◆ EXCERPTED DATA:
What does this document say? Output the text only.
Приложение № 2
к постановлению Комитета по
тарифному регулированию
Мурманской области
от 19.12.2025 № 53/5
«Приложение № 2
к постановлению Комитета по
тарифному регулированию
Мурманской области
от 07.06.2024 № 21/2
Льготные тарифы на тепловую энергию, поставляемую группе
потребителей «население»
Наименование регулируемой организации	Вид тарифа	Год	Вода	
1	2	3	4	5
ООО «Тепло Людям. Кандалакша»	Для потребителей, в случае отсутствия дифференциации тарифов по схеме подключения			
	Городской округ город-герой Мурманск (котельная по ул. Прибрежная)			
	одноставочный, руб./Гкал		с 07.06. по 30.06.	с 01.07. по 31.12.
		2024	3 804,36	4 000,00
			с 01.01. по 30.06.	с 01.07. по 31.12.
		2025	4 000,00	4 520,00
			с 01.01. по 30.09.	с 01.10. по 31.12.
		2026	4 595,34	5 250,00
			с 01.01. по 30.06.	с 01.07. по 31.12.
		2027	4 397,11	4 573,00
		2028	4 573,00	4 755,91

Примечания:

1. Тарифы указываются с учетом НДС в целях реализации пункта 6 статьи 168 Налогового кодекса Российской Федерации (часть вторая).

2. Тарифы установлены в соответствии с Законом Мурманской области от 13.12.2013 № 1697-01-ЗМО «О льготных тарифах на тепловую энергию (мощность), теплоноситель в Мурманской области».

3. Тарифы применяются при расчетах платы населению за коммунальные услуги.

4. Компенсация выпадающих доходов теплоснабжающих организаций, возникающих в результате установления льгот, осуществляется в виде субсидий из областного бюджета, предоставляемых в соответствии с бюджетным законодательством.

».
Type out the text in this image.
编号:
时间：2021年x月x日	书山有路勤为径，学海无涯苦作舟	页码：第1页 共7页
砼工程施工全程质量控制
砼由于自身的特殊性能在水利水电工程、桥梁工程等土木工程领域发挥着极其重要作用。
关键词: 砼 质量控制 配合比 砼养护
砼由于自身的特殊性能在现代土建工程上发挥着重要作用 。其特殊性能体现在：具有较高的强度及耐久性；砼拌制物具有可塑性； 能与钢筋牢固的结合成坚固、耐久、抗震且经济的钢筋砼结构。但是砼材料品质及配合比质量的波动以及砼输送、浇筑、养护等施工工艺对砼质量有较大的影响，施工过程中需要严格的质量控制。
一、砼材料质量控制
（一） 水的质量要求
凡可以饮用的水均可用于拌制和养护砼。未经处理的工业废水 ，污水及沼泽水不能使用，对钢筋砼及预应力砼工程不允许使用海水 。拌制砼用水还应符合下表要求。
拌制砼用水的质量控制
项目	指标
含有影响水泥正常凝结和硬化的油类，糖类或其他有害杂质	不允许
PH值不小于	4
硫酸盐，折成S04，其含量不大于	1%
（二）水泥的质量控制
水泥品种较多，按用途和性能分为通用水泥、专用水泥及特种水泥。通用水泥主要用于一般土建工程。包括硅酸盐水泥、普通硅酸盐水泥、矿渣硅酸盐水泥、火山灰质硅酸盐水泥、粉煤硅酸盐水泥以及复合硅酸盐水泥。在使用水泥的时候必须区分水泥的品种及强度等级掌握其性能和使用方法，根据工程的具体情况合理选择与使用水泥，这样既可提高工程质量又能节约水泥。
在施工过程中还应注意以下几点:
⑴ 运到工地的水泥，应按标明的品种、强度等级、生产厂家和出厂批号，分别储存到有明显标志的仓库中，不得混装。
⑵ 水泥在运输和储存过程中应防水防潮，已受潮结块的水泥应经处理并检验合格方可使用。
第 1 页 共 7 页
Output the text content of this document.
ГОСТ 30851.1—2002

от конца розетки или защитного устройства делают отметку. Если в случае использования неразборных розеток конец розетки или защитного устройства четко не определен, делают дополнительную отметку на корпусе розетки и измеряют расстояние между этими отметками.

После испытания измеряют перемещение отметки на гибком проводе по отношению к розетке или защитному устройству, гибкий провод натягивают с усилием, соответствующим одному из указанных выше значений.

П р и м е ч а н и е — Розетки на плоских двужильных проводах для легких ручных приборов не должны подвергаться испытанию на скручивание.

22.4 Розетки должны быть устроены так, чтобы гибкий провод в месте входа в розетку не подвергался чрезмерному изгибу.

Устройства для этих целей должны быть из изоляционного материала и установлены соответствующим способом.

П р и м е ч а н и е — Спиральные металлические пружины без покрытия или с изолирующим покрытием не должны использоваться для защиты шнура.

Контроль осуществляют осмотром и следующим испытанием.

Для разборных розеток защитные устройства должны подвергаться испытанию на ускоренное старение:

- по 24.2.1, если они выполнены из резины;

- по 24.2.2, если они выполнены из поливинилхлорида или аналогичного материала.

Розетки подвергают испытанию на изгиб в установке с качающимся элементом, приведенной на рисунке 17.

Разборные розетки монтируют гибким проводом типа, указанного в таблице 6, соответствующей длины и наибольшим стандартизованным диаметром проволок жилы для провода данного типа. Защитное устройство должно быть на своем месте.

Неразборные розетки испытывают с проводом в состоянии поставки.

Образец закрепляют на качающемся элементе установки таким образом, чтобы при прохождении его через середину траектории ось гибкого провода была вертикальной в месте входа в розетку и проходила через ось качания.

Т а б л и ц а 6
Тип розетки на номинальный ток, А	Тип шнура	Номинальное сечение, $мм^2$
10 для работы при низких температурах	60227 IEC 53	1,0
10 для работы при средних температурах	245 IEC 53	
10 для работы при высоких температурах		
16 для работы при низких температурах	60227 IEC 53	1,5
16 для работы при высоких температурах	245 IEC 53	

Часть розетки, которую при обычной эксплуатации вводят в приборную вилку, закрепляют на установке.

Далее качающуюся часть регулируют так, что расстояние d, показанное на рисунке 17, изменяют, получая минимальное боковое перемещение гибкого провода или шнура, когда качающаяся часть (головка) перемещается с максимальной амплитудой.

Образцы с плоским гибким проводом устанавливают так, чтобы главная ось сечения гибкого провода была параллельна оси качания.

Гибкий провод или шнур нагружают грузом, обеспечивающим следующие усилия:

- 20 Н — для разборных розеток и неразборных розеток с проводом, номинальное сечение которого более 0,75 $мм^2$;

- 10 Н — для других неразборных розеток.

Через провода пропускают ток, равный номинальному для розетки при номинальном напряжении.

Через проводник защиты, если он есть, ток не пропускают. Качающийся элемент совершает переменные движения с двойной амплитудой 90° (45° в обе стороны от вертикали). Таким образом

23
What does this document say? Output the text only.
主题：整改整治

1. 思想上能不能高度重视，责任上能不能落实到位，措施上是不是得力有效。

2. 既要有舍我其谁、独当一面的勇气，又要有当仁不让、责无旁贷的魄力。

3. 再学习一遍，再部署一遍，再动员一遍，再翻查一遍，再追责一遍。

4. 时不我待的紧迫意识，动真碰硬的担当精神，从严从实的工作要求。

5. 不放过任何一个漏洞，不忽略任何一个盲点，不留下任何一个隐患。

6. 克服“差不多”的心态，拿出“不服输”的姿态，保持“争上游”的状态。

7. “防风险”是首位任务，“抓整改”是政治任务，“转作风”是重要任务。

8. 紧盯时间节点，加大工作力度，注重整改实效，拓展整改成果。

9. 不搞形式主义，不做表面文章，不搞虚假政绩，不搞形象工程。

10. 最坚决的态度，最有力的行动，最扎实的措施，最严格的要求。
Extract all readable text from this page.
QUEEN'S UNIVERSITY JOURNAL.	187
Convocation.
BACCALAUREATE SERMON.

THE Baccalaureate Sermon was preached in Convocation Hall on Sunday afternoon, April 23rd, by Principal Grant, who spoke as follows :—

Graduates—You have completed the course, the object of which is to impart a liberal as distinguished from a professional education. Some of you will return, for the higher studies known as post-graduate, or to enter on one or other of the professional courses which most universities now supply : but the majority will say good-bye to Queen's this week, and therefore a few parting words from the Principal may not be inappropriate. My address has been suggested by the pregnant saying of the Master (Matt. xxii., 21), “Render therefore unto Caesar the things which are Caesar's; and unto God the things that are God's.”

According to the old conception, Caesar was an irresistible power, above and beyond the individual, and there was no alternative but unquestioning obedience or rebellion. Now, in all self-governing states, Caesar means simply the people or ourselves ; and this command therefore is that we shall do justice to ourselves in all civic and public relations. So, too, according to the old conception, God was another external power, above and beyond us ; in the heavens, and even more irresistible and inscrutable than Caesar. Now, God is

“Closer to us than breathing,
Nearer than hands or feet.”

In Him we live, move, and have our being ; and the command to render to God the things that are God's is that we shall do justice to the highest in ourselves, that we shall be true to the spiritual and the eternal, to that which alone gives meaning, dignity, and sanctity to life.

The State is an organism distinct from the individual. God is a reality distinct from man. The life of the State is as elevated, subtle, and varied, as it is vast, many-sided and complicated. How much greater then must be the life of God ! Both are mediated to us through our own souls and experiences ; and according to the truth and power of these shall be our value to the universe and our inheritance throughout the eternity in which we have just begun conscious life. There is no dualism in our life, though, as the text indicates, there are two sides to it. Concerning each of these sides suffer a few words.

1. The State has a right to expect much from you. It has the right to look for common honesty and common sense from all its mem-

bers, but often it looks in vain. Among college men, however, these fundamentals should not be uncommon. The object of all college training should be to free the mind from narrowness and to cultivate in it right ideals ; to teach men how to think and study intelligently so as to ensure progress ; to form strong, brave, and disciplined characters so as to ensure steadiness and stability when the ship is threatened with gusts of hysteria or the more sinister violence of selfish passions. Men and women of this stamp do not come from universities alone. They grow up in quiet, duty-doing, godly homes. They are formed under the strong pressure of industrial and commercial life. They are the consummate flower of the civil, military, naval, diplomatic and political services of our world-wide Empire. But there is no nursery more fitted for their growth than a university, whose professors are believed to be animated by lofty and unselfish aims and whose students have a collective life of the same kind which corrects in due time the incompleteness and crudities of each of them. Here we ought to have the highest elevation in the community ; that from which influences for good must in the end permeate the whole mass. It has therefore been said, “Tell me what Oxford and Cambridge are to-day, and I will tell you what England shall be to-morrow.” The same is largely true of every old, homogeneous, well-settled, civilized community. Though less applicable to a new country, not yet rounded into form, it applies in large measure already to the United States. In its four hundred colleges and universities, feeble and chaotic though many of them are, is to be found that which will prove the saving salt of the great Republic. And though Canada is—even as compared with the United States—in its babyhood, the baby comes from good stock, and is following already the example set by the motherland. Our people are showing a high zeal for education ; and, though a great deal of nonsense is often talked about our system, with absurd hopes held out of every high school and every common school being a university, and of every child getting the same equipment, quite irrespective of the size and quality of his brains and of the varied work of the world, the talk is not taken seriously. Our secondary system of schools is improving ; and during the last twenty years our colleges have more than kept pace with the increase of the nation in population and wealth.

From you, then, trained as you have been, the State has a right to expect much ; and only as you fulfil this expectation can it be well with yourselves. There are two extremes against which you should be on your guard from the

◆ THE PROBLEM:
In the entries above, find lines with "Convocation" and copy each.

◆ SOLUTION TO THIS EXERCISE:
Convocation.
THE Baccalaureate Sermon was preached in Convocation Hall on Sunday afternoon, April 23rd, by Principal Grant, who spoke as follows :—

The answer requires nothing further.